• [What is needed]: Copy out, exactly as written, only the line containing "Enumerate this screenshot's" and the lines after it through the end of the records.
[Input material start]
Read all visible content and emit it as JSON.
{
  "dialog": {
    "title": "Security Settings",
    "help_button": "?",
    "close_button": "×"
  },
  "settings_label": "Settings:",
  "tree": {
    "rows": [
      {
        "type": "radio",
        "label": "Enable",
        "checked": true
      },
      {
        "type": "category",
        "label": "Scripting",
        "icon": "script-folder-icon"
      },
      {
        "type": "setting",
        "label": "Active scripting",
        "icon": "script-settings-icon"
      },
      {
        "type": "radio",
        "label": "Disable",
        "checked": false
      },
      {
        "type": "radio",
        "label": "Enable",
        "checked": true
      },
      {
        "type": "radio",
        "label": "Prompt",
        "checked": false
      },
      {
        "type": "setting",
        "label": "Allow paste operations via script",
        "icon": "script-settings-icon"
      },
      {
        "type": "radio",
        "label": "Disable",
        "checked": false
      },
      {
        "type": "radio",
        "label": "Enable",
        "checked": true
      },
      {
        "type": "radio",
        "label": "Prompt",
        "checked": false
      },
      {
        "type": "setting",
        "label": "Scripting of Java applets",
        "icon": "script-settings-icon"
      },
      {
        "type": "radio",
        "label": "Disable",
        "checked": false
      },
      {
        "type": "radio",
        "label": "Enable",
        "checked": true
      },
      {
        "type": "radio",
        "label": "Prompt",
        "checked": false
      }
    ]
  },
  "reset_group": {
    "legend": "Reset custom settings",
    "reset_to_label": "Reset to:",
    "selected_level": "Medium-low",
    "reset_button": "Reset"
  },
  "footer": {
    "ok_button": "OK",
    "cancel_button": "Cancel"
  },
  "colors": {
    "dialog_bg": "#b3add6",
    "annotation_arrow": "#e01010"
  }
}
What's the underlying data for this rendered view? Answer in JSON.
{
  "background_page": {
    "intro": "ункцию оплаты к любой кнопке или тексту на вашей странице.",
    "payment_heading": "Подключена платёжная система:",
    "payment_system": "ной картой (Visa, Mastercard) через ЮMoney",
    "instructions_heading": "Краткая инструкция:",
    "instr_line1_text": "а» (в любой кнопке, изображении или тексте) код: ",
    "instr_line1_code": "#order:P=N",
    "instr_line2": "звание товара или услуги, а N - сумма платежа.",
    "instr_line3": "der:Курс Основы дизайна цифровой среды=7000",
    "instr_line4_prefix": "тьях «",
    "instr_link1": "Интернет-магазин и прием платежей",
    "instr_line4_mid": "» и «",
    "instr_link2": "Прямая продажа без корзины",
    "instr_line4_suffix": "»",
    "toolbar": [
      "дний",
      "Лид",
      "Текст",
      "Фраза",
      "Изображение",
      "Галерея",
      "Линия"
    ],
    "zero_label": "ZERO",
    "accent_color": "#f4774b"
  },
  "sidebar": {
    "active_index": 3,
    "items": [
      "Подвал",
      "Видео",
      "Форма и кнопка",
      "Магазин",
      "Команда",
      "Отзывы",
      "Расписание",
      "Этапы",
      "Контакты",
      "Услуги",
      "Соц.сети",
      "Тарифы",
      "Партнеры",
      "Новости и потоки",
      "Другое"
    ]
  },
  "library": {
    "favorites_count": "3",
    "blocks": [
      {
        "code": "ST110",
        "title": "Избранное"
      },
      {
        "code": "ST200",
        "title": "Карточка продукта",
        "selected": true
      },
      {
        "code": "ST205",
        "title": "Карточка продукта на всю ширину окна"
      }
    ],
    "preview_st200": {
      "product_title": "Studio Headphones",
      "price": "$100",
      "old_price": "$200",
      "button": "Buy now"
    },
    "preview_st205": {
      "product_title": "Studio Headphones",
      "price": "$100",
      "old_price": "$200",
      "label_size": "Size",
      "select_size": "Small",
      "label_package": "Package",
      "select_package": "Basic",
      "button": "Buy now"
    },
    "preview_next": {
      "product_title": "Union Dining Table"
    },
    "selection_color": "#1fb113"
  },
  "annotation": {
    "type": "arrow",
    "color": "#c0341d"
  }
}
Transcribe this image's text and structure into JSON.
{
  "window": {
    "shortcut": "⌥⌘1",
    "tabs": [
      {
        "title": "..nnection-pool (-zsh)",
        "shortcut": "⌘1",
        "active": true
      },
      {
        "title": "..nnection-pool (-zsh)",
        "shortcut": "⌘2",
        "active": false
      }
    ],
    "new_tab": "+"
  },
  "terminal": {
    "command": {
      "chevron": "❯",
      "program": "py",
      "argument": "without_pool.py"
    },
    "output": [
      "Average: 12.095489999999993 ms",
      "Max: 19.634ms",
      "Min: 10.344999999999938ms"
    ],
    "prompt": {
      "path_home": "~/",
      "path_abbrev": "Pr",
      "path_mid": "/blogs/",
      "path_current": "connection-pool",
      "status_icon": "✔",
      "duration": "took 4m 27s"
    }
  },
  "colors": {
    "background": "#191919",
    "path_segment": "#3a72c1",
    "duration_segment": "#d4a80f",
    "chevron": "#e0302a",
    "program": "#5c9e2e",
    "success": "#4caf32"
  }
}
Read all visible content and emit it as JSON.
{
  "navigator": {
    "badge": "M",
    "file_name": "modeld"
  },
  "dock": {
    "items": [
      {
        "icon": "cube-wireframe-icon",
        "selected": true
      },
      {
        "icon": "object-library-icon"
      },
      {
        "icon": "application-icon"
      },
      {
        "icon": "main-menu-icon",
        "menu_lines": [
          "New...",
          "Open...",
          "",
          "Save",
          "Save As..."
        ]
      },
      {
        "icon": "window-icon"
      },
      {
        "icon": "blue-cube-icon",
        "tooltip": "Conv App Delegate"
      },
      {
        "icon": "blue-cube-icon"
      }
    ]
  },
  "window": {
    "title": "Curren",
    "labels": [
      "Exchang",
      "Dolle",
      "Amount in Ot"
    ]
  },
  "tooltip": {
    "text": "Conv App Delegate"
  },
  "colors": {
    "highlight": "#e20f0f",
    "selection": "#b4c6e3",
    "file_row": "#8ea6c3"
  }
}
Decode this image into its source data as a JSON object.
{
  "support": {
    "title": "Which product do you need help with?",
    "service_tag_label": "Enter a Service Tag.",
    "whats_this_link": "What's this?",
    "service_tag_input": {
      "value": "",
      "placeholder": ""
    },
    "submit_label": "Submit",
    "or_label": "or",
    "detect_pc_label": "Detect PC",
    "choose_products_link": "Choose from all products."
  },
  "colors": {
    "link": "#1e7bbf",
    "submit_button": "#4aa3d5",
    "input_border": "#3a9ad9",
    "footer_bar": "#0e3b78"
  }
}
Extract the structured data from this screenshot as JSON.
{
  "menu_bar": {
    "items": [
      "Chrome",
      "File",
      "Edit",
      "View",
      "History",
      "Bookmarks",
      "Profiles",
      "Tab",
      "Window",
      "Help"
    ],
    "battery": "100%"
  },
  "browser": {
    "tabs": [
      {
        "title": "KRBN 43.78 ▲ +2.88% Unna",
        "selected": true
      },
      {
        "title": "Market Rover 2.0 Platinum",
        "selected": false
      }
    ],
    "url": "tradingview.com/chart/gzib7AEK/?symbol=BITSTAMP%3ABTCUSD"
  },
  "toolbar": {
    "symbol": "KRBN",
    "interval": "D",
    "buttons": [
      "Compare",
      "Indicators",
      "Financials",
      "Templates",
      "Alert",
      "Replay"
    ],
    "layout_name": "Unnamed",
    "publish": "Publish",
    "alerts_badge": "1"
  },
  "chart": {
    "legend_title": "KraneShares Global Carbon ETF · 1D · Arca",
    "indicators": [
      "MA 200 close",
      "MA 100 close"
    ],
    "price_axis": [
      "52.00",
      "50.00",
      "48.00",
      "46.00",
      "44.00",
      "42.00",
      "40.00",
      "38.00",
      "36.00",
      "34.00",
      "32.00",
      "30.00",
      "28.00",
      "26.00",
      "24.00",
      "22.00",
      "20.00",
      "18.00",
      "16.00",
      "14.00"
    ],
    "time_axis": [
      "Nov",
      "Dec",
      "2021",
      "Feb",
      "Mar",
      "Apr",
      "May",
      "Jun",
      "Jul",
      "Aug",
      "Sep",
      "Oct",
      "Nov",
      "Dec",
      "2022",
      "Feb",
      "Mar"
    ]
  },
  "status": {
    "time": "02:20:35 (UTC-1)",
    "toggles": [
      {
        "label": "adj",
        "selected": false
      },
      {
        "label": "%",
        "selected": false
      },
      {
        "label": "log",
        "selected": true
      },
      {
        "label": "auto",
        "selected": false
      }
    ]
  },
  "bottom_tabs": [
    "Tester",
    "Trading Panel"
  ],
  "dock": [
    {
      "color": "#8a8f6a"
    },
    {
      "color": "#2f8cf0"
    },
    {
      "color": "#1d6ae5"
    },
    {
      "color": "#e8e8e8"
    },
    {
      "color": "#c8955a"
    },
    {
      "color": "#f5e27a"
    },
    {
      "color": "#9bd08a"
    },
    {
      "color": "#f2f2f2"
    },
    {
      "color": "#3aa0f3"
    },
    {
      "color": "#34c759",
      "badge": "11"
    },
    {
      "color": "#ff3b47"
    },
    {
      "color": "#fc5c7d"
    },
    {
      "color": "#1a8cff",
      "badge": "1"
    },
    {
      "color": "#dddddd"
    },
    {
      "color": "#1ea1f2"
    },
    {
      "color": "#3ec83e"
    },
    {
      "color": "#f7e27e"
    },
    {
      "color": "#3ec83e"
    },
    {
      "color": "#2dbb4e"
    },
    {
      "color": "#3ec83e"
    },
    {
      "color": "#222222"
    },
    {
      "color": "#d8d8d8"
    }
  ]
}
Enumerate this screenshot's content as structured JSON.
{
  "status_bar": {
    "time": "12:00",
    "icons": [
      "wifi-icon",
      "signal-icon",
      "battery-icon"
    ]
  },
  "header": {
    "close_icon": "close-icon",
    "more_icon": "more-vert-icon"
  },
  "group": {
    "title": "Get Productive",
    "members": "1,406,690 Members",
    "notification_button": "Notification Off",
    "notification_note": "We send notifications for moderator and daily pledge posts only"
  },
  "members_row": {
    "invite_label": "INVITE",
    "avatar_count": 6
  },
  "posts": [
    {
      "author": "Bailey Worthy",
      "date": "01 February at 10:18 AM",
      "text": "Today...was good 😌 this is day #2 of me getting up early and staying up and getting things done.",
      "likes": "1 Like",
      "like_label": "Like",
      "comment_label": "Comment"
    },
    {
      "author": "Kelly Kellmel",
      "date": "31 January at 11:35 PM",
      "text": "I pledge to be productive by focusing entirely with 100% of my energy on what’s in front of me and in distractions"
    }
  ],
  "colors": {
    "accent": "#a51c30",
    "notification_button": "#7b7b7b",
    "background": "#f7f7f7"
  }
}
[Input material end]
• [Written solution]:
Enumerate this screenshot's content as structured JSON.
{
  "status_bar": {
    "time": "12:00",
    "icons": [
      "wifi-icon",
      "signal-icon",
      "battery-icon"
    ]
  },
  "header": {
    "close_icon": "close-icon",
    "more_icon": "more-vert-icon"
  },
  "group": {
    "title": "Get Productive",
    "members": "1,406,690 Members",
    "notification_button": "Notification Off",
    "notification_note": "We send notifications for moderator and daily pledge posts only"
  },
  "members_row": {
    "invite_label": "INVITE",
    "avatar_count": 6
  },
  "posts": [
    {
      "author": "Bailey Worthy",
      "date": "01 February at 10:18 AM",
      "text": "Today...was good 😌 this is day #2 of me getting up early and staying up and getting things done.",
      "likes": "1 Like",
      "like_label": "Like",
      "comment_label": "Comment"
    },
    {
      "author": "Kelly Kellmel",
      "date": "31 January at 11:35 PM",
      "text": "I pledge to be productive by focusing entirely with 100% of my energy on what’s in front of me and in distractions"
    }
  ],
  "colors": {
    "accent": "#a51c30",
    "notification_button": "#7b7b7b",
    "background": "#f7f7f7"
  }
}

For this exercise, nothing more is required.